TASK INSTRUCTIONS: Omit all images. Write out the rest of the material exactly.

AVAILABLE DATA:
((

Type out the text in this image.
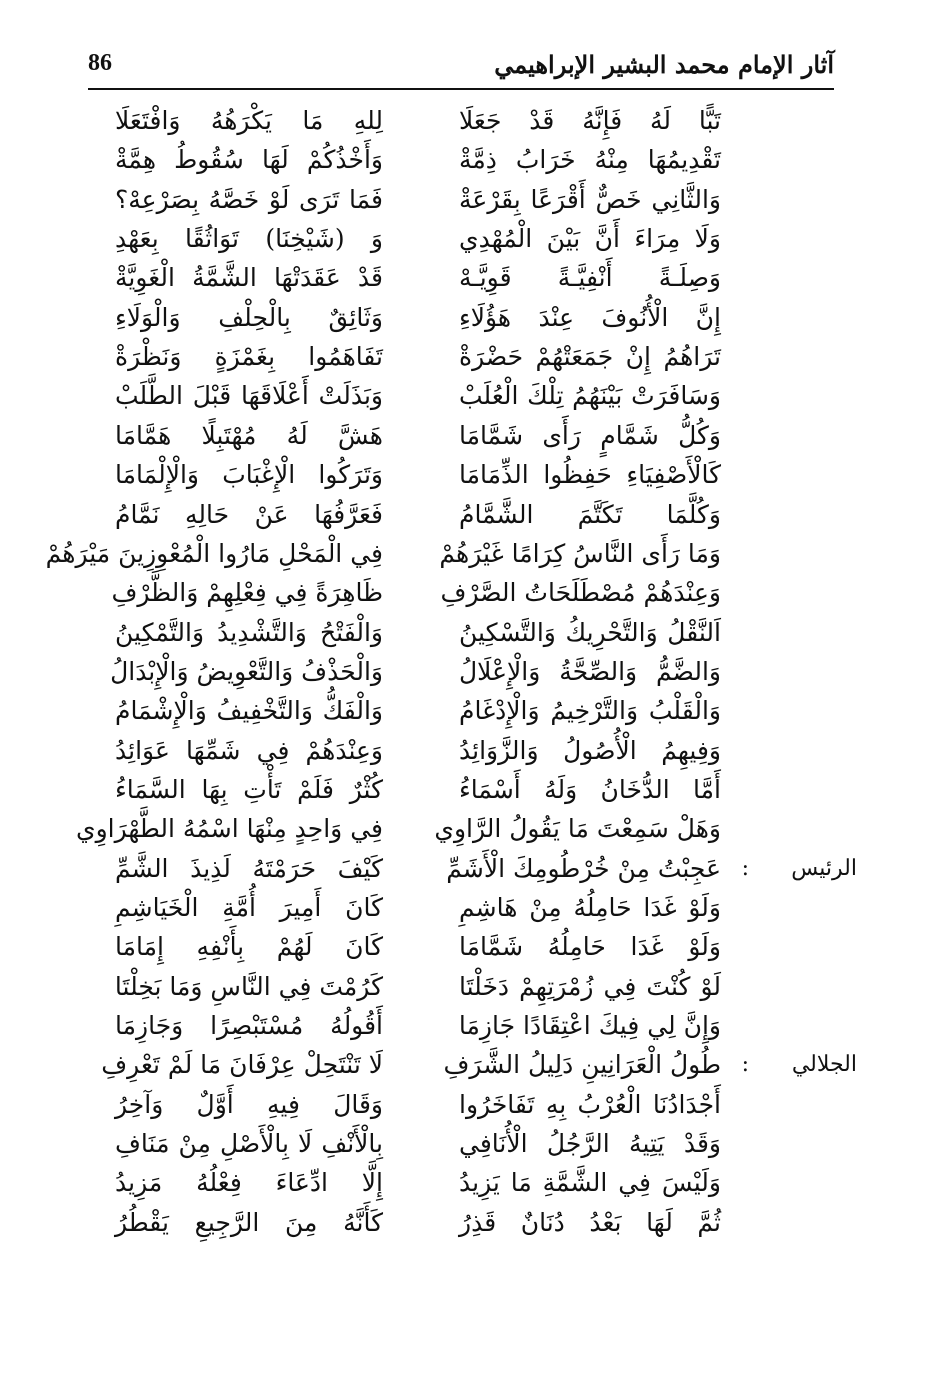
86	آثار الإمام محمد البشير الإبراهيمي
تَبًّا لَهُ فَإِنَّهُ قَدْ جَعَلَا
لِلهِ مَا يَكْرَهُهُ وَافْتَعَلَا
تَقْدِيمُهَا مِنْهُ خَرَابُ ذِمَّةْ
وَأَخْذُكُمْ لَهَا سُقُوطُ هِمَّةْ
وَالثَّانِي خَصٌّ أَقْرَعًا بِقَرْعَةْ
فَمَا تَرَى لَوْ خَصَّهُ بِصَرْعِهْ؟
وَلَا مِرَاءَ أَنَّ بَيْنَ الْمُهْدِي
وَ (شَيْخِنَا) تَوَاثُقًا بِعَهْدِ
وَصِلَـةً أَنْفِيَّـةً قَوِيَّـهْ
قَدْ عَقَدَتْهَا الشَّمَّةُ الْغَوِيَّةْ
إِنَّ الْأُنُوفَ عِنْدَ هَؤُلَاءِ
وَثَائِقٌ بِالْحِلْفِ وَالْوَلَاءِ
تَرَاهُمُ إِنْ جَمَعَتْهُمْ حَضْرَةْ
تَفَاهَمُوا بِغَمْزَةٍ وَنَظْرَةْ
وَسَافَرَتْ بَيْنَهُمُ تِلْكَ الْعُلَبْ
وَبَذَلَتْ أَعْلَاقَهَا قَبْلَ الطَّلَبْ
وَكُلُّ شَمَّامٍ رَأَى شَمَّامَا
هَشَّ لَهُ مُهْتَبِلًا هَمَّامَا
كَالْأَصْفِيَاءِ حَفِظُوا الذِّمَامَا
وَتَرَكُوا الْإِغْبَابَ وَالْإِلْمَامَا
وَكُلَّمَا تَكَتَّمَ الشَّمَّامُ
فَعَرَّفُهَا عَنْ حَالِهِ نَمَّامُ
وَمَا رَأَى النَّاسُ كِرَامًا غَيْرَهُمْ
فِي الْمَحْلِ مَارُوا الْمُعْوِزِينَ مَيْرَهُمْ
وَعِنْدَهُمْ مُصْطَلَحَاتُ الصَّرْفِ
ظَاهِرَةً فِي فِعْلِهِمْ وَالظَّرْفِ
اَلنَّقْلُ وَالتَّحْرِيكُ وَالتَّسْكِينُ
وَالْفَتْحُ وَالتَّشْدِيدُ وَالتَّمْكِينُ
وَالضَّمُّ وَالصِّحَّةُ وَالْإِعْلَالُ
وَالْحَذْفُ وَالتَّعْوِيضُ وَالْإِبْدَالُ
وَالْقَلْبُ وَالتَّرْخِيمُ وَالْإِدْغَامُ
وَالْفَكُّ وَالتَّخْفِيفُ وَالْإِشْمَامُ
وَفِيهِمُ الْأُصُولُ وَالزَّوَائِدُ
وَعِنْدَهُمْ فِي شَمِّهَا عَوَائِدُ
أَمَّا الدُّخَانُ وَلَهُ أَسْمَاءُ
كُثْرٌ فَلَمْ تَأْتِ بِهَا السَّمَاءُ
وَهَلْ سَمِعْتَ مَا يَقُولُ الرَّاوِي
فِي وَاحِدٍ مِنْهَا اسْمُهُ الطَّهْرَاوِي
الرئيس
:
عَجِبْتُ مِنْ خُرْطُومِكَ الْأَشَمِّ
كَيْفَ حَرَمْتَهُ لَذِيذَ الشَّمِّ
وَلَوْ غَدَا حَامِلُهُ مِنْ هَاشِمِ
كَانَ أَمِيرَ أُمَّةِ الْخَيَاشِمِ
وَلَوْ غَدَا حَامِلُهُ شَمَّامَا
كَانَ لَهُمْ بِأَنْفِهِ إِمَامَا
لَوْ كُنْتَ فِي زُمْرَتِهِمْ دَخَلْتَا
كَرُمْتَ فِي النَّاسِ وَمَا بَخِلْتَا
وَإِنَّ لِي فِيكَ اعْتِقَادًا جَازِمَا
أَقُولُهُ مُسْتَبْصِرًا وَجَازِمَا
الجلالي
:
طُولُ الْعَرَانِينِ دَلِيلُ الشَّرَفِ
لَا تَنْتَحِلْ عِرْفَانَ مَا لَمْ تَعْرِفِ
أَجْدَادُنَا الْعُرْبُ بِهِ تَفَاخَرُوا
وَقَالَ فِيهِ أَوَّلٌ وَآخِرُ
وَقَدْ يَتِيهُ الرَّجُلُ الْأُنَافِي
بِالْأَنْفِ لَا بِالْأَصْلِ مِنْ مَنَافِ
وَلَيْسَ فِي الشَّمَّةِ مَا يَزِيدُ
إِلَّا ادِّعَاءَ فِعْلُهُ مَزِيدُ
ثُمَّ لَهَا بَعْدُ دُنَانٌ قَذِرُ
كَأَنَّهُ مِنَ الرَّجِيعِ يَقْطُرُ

))

ANSWER TO THE TASK:
Type out the text in this image.
86	آثار الإمام محمد البشير الإبراهيمي
تَبًّا لَهُ فَإِنَّهُ قَدْ جَعَلَا
لِلهِ مَا يَكْرَهُهُ وَافْتَعَلَا
تَقْدِيمُهَا مِنْهُ خَرَابُ ذِمَّةْ
وَأَخْذُكُمْ لَهَا سُقُوطُ هِمَّةْ
وَالثَّانِي خَصٌّ أَقْرَعًا بِقَرْعَةْ
فَمَا تَرَى لَوْ خَصَّهُ بِصَرْعِهْ؟
وَلَا مِرَاءَ أَنَّ بَيْنَ الْمُهْدِي
وَ (شَيْخِنَا) تَوَاثُقًا بِعَهْدِ
وَصِلَـةً أَنْفِيَّـةً قَوِيَّـهْ
قَدْ عَقَدَتْهَا الشَّمَّةُ الْغَوِيَّةْ
إِنَّ الْأُنُوفَ عِنْدَ هَؤُلَاءِ
وَثَائِقٌ بِالْحِلْفِ وَالْوَلَاءِ
تَرَاهُمُ إِنْ جَمَعَتْهُمْ حَضْرَةْ
تَفَاهَمُوا بِغَمْزَةٍ وَنَظْرَةْ
وَسَافَرَتْ بَيْنَهُمُ تِلْكَ الْعُلَبْ
وَبَذَلَتْ أَعْلَاقَهَا قَبْلَ الطَّلَبْ
وَكُلُّ شَمَّامٍ رَأَى شَمَّامَا
هَشَّ لَهُ مُهْتَبِلًا هَمَّامَا
كَالْأَصْفِيَاءِ حَفِظُوا الذِّمَامَا
وَتَرَكُوا الْإِغْبَابَ وَالْإِلْمَامَا
وَكُلَّمَا تَكَتَّمَ الشَّمَّامُ
فَعَرَّفُهَا عَنْ حَالِهِ نَمَّامُ
وَمَا رَأَى النَّاسُ كِرَامًا غَيْرَهُمْ
فِي الْمَحْلِ مَارُوا الْمُعْوِزِينَ مَيْرَهُمْ
وَعِنْدَهُمْ مُصْطَلَحَاتُ الصَّرْفِ
ظَاهِرَةً فِي فِعْلِهِمْ وَالظَّرْفِ
اَلنَّقْلُ وَالتَّحْرِيكُ وَالتَّسْكِينُ
وَالْفَتْحُ وَالتَّشْدِيدُ وَالتَّمْكِينُ
وَالضَّمُّ وَالصِّحَّةُ وَالْإِعْلَالُ
وَالْحَذْفُ وَالتَّعْوِيضُ وَالْإِبْدَالُ
وَالْقَلْبُ وَالتَّرْخِيمُ وَالْإِدْغَامُ
وَالْفَكُّ وَالتَّخْفِيفُ وَالْإِشْمَامُ
وَفِيهِمُ الْأُصُولُ وَالزَّوَائِدُ
وَعِنْدَهُمْ فِي شَمِّهَا عَوَائِدُ
أَمَّا الدُّخَانُ وَلَهُ أَسْمَاءُ
كُثْرٌ فَلَمْ تَأْتِ بِهَا السَّمَاءُ
وَهَلْ سَمِعْتَ مَا يَقُولُ الرَّاوِي
فِي وَاحِدٍ مِنْهَا اسْمُهُ الطَّهْرَاوِي
الرئيس
:
عَجِبْتُ مِنْ خُرْطُومِكَ الْأَشَمِّ
كَيْفَ حَرَمْتَهُ لَذِيذَ الشَّمِّ
وَلَوْ غَدَا حَامِلُهُ مِنْ هَاشِمِ
كَانَ أَمِيرَ أُمَّةِ الْخَيَاشِمِ
وَلَوْ غَدَا حَامِلُهُ شَمَّامَا
كَانَ لَهُمْ بِأَنْفِهِ إِمَامَا
لَوْ كُنْتَ فِي زُمْرَتِهِمْ دَخَلْتَا
كَرُمْتَ فِي النَّاسِ وَمَا بَخِلْتَا
وَإِنَّ لِي فِيكَ اعْتِقَادًا جَازِمَا
أَقُولُهُ مُسْتَبْصِرًا وَجَازِمَا
الجلالي
:
طُولُ الْعَرَانِينِ دَلِيلُ الشَّرَفِ
لَا تَنْتَحِلْ عِرْفَانَ مَا لَمْ تَعْرِفِ
أَجْدَادُنَا الْعُرْبُ بِهِ تَفَاخَرُوا
وَقَالَ فِيهِ أَوَّلٌ وَآخِرُ
وَقَدْ يَتِيهُ الرَّجُلُ الْأُنَافِي
بِالْأَنْفِ لَا بِالْأَصْلِ مِنْ مَنَافِ
وَلَيْسَ فِي الشَّمَّةِ مَا يَزِيدُ
إِلَّا ادِّعَاءَ فِعْلُهُ مَزِيدُ
ثُمَّ لَهَا بَعْدُ دُنَانٌ قَذِرُ
كَأَنَّهُ مِنَ الرَّجِيعِ يَقْطُرُ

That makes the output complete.